**Problem**
Give a verbatim quotation of every record.

Dataset items:
╔══
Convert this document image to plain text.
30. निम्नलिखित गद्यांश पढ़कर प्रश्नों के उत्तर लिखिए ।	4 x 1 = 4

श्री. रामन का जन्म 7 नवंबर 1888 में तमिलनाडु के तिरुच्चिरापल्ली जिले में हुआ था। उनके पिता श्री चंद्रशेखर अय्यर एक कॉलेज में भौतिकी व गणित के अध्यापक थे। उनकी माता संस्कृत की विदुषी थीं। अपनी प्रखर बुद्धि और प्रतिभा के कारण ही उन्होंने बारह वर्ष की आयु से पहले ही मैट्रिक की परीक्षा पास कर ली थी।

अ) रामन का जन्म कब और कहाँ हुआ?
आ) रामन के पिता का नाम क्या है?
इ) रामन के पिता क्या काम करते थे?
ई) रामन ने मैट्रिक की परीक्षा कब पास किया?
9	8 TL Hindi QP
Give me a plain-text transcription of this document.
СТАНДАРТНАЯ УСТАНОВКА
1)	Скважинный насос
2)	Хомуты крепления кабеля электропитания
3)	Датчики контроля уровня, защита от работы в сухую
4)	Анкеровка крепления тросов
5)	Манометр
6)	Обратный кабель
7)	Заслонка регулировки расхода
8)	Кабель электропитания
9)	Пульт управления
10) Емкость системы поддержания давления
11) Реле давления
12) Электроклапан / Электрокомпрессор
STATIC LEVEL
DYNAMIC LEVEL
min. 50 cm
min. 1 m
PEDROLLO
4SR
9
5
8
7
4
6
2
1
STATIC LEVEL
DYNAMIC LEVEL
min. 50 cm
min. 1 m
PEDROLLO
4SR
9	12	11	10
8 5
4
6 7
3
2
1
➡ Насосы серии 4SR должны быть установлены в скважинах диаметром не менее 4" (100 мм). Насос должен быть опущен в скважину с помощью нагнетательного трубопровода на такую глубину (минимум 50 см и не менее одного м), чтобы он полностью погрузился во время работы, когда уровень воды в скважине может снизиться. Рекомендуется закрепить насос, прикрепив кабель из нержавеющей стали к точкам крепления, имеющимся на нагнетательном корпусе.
╚══
**Answer to this problem**
Convert this document image to plain text.
30. निम्नलिखित गद्यांश पढ़कर प्रश्नों के उत्तर लिखिए ।	4 x 1 = 4

श्री. रामन का जन्म 7 नवंबर 1888 में तमिलनाडु के तिरुच्चिरापल्ली जिले में हुआ था। उनके पिता श्री चंद्रशेखर अय्यर एक कॉलेज में भौतिकी व गणित के अध्यापक थे। उनकी माता संस्कृत की विदुषी थीं। अपनी प्रखर बुद्धि और प्रतिभा के कारण ही उन्होंने बारह वर्ष की आयु से पहले ही मैट्रिक की परीक्षा पास कर ली थी।

अ) रामन का जन्म कब और कहाँ हुआ?
आ) रामन के पिता का नाम क्या है?
इ) रामन के पिता क्या काम करते थे?
ई) रामन ने मैट्रिक की परीक्षा कब पास किया?
9	8 TL Hindi QP
Give me a plain-text transcription of this document.
СТАНДАРТНАЯ УСТАНОВКА
1)	Скважинный насос
2)	Хомуты крепления кабеля электропитания
3)	Датчики контроля уровня, защита от работы в сухую
4)	Анкеровка крепления тросов
5)	Манометр
6)	Обратный кабель
7)	Заслонка регулировки расхода
8)	Кабель электропитания
9)	Пульт управления
10) Емкость системы поддержания давления
11) Реле давления
12) Электроклапан / Электрокомпрессор
STATIC LEVEL
DYNAMIC LEVEL
min. 50 cm
min. 1 m
PEDROLLO
4SR
9
5
8
7
4
6
2
1
STATIC LEVEL
DYNAMIC LEVEL
min. 50 cm
min. 1 m
PEDROLLO
4SR
9	12	11	10
8 5
4
6 7
3
2
1
➡ Насосы серии 4SR должны быть установлены в скважинах диаметром не менее 4" (100 мм). Насос должен быть опущен в скважину с помощью нагнетательного трубопровода на такую глубину (минимум 50 см и не менее одного м), чтобы он полностью погрузился во время работы, когда уровень воды в скважине может снизиться. Рекомендуется закрепить насос, прикрепив кабель из нержавеющей стали к точкам крепления, имеющимся на нагнетательном корпусе.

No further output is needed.